◆ **Task to carry out**
Print the lines of all the items below verbatim, omitting the pictures.

[Extracted records]
+ + + + + + +
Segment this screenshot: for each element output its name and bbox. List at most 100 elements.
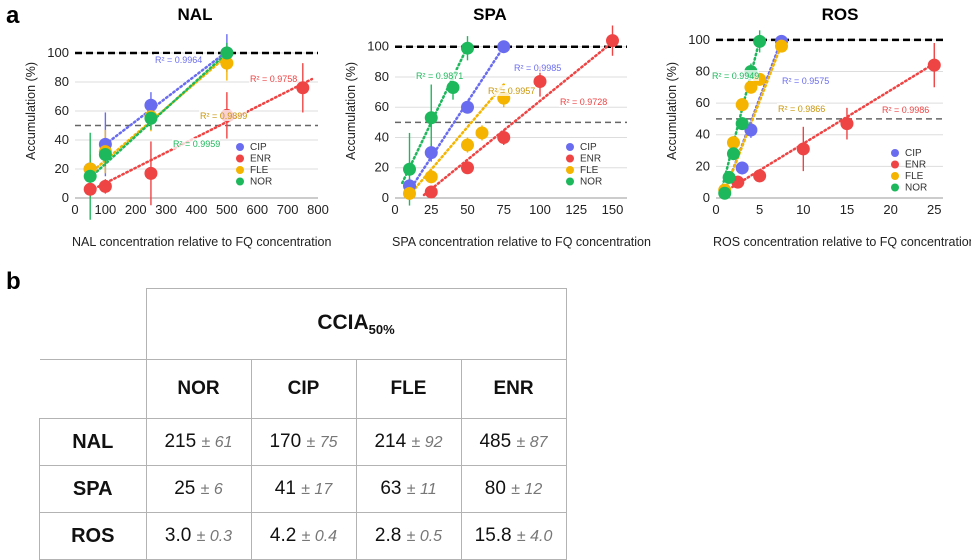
x-tick-label: 125 xyxy=(565,202,587,217)
column-header: ENR xyxy=(460,359,567,419)
table-cell: 25 ± 6 xyxy=(145,465,252,513)
cell-error: ± 6 xyxy=(200,481,223,498)
legend-label-cip: CIP xyxy=(580,142,597,153)
y-tick-label: 20 xyxy=(696,158,710,173)
y-tick-label: 80 xyxy=(696,63,710,78)
table-header-subscript: 50% xyxy=(368,322,395,338)
data-point-nor xyxy=(753,34,767,48)
data-point-nor xyxy=(220,46,234,60)
x-tick-label: 600 xyxy=(246,202,268,217)
legend-label-fle: FLE xyxy=(250,165,269,176)
y-tick-label: 0 xyxy=(62,190,69,205)
data-point-enr xyxy=(98,179,112,193)
data-point-nor xyxy=(735,117,749,131)
data-point-nor xyxy=(83,169,97,183)
cell-value: 80 xyxy=(484,478,506,499)
data-point-enr xyxy=(144,166,158,180)
trendline-fle xyxy=(723,43,783,193)
data-point-nor xyxy=(718,186,732,200)
data-point-nor xyxy=(403,162,416,176)
cell-error: ± 75 xyxy=(306,434,338,451)
legend-label-fle: FLE xyxy=(580,165,599,176)
data-point-enr xyxy=(497,130,511,144)
x-tick-label: 150 xyxy=(602,202,624,217)
cell-value: 2.8 xyxy=(374,525,402,546)
data-point-nor xyxy=(461,41,474,55)
legend-marker-enr xyxy=(236,154,244,163)
cell-value: 215 xyxy=(164,431,197,452)
data-point-enr xyxy=(424,185,438,199)
data-point-enr xyxy=(840,117,854,131)
table-header-text: CCIA xyxy=(317,310,369,334)
x-tick-label: 75 xyxy=(497,202,511,217)
x-tick-label: 5 xyxy=(756,202,763,217)
data-point-enr xyxy=(753,169,767,183)
data-point-enr xyxy=(796,142,810,156)
x-tick-label: 20 xyxy=(883,202,897,217)
data-point-fle xyxy=(403,186,416,200)
x-tick-label: 50 xyxy=(460,202,474,217)
legend-label-nor: NOR xyxy=(580,177,602,188)
y-tick-label: 100 xyxy=(367,39,389,54)
chart-title: NAL xyxy=(178,5,213,24)
x-tick-label: 700 xyxy=(277,202,299,217)
r2-label-bg xyxy=(881,104,929,115)
row-header: SPA xyxy=(39,465,147,513)
r2-label-bg xyxy=(172,138,220,149)
legend-label-cip: CIP xyxy=(250,142,267,153)
table-row: SPA 25 ± 6 41 ± 17 63 ± 11 80 ± 12 xyxy=(39,465,567,513)
legend-label-cip: CIP xyxy=(905,148,922,159)
row-header: NAL xyxy=(39,418,147,466)
x-tick-label: 25 xyxy=(424,202,438,217)
x-tick-label: 10 xyxy=(796,202,810,217)
chart-ros: ROS 0 20 40 60 80 100 0 5 10 15 20 25 ROS concentrati… xyxy=(665,5,971,249)
cell-error: ± 0.5 xyxy=(406,528,443,545)
legend-marker-enr xyxy=(891,160,899,169)
chart-spa: SPA 0 20 40 60 80 100 0 25 50 75 100 125 150 SPA conce… xyxy=(344,5,651,249)
y-tick-label: 40 xyxy=(55,132,69,147)
cell-error: ± 61 xyxy=(201,434,233,451)
r2-label-bg xyxy=(415,70,463,81)
data-point-nor xyxy=(98,148,112,161)
x-tick-label: 100 xyxy=(95,202,117,217)
x-tick-label: 25 xyxy=(927,202,941,217)
data-point-cip xyxy=(735,161,749,175)
cell-value: 170 xyxy=(269,431,302,452)
cell-value: 485 xyxy=(479,431,512,452)
table-row: ROS 3.0 ± 0.3 4.2 ± 0.4 2.8 ± 0.5 15.8 ±… xyxy=(39,512,567,560)
r2-label-nor: R² = 0.9871 xyxy=(416,71,463,81)
table-cell: 41 ± 17 xyxy=(250,465,357,513)
data-point-nor xyxy=(722,170,736,184)
row-header: ROS xyxy=(39,512,147,560)
r2-label-cip: R² = 0.9964 xyxy=(155,55,202,65)
r2-label-bg xyxy=(781,75,829,86)
cell-error: ± 87 xyxy=(516,434,548,451)
table-cell: 170 ± 75 xyxy=(250,418,357,466)
r2-label-bg xyxy=(513,62,561,73)
x-tick-label: 100 xyxy=(529,202,551,217)
data-point-fle xyxy=(744,80,758,94)
table-cell: 214 ± 92 xyxy=(355,418,462,466)
cell-error: ± 0.4 xyxy=(301,528,338,545)
data-point-enr xyxy=(296,81,310,95)
r2-label-cip: R² = 0.9575 xyxy=(782,76,829,86)
r2-label-fle: R² = 0.9866 xyxy=(778,104,825,114)
column-header: NOR xyxy=(145,359,252,419)
legend-marker-fle xyxy=(891,172,899,180)
data-point-enr xyxy=(606,34,619,48)
r2-label-fle: R² = 0.9957 xyxy=(488,86,535,96)
table-cell: 2.8 ± 0.5 xyxy=(355,512,462,560)
table-corner-2 xyxy=(39,359,147,419)
x-axis-label: SPA concentration relative to FQ concent… xyxy=(392,235,651,249)
cell-value: 4.2 xyxy=(269,525,297,546)
trendline-enr xyxy=(422,40,614,197)
legend-label-nor: NOR xyxy=(905,183,927,194)
cell-value: 63 xyxy=(380,478,402,499)
r2-label-enr: R² = 0.9986 xyxy=(882,105,929,115)
legend-marker-cip xyxy=(236,143,244,151)
y-tick-label: 20 xyxy=(375,160,389,175)
legend-marker-cip xyxy=(566,143,574,151)
data-point-nor xyxy=(424,111,438,125)
legend-marker-fle xyxy=(236,166,244,174)
cell-error: ± 92 xyxy=(411,434,443,451)
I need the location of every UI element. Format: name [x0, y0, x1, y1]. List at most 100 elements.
+ + + + + + +
◆ **Task result**
Segment this screenshot: for each element output its name and bbox. List at most 100 elements.
x-tick-label: 125 xyxy=(565,202,587,217)
column-header: ENR xyxy=(460,359,567,419)
table-cell: 25 ± 6 xyxy=(145,465,252,513)
cell-error: ± 6 xyxy=(200,481,223,498)
legend-label-cip: CIP xyxy=(580,142,597,153)
y-tick-label: 20 xyxy=(696,158,710,173)
y-tick-label: 80 xyxy=(696,63,710,78)
table-header-subscript: 50% xyxy=(368,322,395,338)
data-point-nor xyxy=(753,34,767,48)
data-point-nor xyxy=(220,46,234,60)
x-tick-label: 600 xyxy=(246,202,268,217)
legend-label-fle: FLE xyxy=(250,165,269,176)
y-tick-label: 0 xyxy=(62,190,69,205)
data-point-enr xyxy=(98,179,112,193)
data-point-nor xyxy=(735,117,749,131)
data-point-nor xyxy=(83,169,97,183)
cell-value: 80 xyxy=(484,478,506,499)
data-point-enr xyxy=(144,166,158,180)
trendline-fle xyxy=(723,43,783,193)
data-point-nor xyxy=(718,186,732,200)
data-point-nor xyxy=(403,162,416,176)
cell-error: ± 75 xyxy=(306,434,338,451)
legend-label-fle: FLE xyxy=(580,165,599,176)
data-point-enr xyxy=(497,130,511,144)
x-tick-label: 150 xyxy=(602,202,624,217)
cell-value: 2.8 xyxy=(374,525,402,546)
data-point-nor xyxy=(461,41,474,55)
legend-marker-enr xyxy=(236,154,244,163)
cell-value: 215 xyxy=(164,431,197,452)
data-point-enr xyxy=(424,185,438,199)
data-point-enr xyxy=(840,117,854,131)
table-header-text: CCIA xyxy=(317,310,369,334)
x-tick-label: 75 xyxy=(497,202,511,217)
x-tick-label: 5 xyxy=(756,202,763,217)
data-point-enr xyxy=(753,169,767,183)
data-point-enr xyxy=(796,142,810,156)
x-tick-label: 20 xyxy=(883,202,897,217)
data-point-fle xyxy=(403,186,416,200)
x-tick-label: 50 xyxy=(460,202,474,217)
legend-label-nor: NOR xyxy=(580,177,602,188)
y-tick-label: 100 xyxy=(367,39,389,54)
chart-title: NAL xyxy=(178,5,213,24)
x-tick-label: 700 xyxy=(277,202,299,217)
r2-label-bg xyxy=(881,104,929,115)
row-header: SPA xyxy=(39,465,147,513)
r2-label-bg xyxy=(172,138,220,149)
legend-label-cip: CIP xyxy=(250,142,267,153)
table-row: SPA 25 ± 6 41 ± 17 63 ± 11 80 ± 12 xyxy=(39,465,567,513)
legend-label-cip: CIP xyxy=(905,148,922,159)
row-header: NAL xyxy=(39,418,147,466)
x-tick-label: 25 xyxy=(424,202,438,217)
x-tick-label: 10 xyxy=(796,202,810,217)
chart-ros: ROS 0 20 40 60 80 100 0 5 10 15 20 25 ROS concentrati… xyxy=(665,5,971,249)
cell-error: ± 0.5 xyxy=(406,528,443,545)
legend-marker-enr xyxy=(891,160,899,169)
chart-spa: SPA 0 20 40 60 80 100 0 25 50 75 100 125 150 SPA conce… xyxy=(344,5,651,249)
y-tick-label: 40 xyxy=(55,132,69,147)
cell-error: ± 61 xyxy=(201,434,233,451)
r2-label-bg xyxy=(415,70,463,81)
data-point-nor xyxy=(98,148,112,161)
x-tick-label: 100 xyxy=(95,202,117,217)
x-tick-label: 25 xyxy=(927,202,941,217)
data-point-cip xyxy=(735,161,749,175)
cell-value: 170 xyxy=(269,431,302,452)
cell-value: 485 xyxy=(479,431,512,452)
table-row: ROS 3.0 ± 0.3 4.2 ± 0.4 2.8 ± 0.5 15.8 ±… xyxy=(39,512,567,560)
r2-label-nor: R² = 0.9871 xyxy=(416,71,463,81)
table-cell: 41 ± 17 xyxy=(250,465,357,513)
data-point-nor xyxy=(722,170,736,184)
row-header: ROS xyxy=(39,512,147,560)
r2-label-cip: R² = 0.9964 xyxy=(155,55,202,65)
r2-label-bg xyxy=(781,75,829,86)
cell-error: ± 87 xyxy=(516,434,548,451)
table-cell: 170 ± 75 xyxy=(250,418,357,466)
r2-label-bg xyxy=(513,62,561,73)
x-tick-label: 100 xyxy=(529,202,551,217)
data-point-fle xyxy=(744,80,758,94)
table-cell: 214 ± 92 xyxy=(355,418,462,466)
cell-error: ± 0.4 xyxy=(301,528,338,545)
data-point-enr xyxy=(296,81,310,95)
r2-label-cip: R² = 0.9575 xyxy=(782,76,829,86)
r2-label-fle: R² = 0.9866 xyxy=(778,104,825,114)
column-header: NOR xyxy=(145,359,252,419)
legend-marker-fle xyxy=(891,172,899,180)
data-point-enr xyxy=(606,34,619,48)
r2-label-fle: R² = 0.9957 xyxy=(488,86,535,96)
table-cell: 2.8 ± 0.5 xyxy=(355,512,462,560)
table-corner-2 xyxy=(39,359,147,419)
x-axis-label: SPA concentration relative to FQ concent… xyxy=(392,235,651,249)
cell-value: 4.2 xyxy=(269,525,297,546)
trendline-enr xyxy=(422,40,614,197)
legend-label-nor: NOR xyxy=(905,183,927,194)
cell-value: 63 xyxy=(380,478,402,499)
r2-label-enr: R² = 0.9986 xyxy=(882,105,929,115)
legend-marker-cip xyxy=(236,143,244,151)
y-tick-label: 20 xyxy=(375,160,389,175)
legend-marker-cip xyxy=(566,143,574,151)
data-point-nor xyxy=(424,111,438,125)
legend-marker-fle xyxy=(236,166,244,174)
cell-error: ± 92 xyxy=(411,434,443,451)
I need the location of every UI element. Format: name [x0, y0, x1, y1]. List at most 100 elements.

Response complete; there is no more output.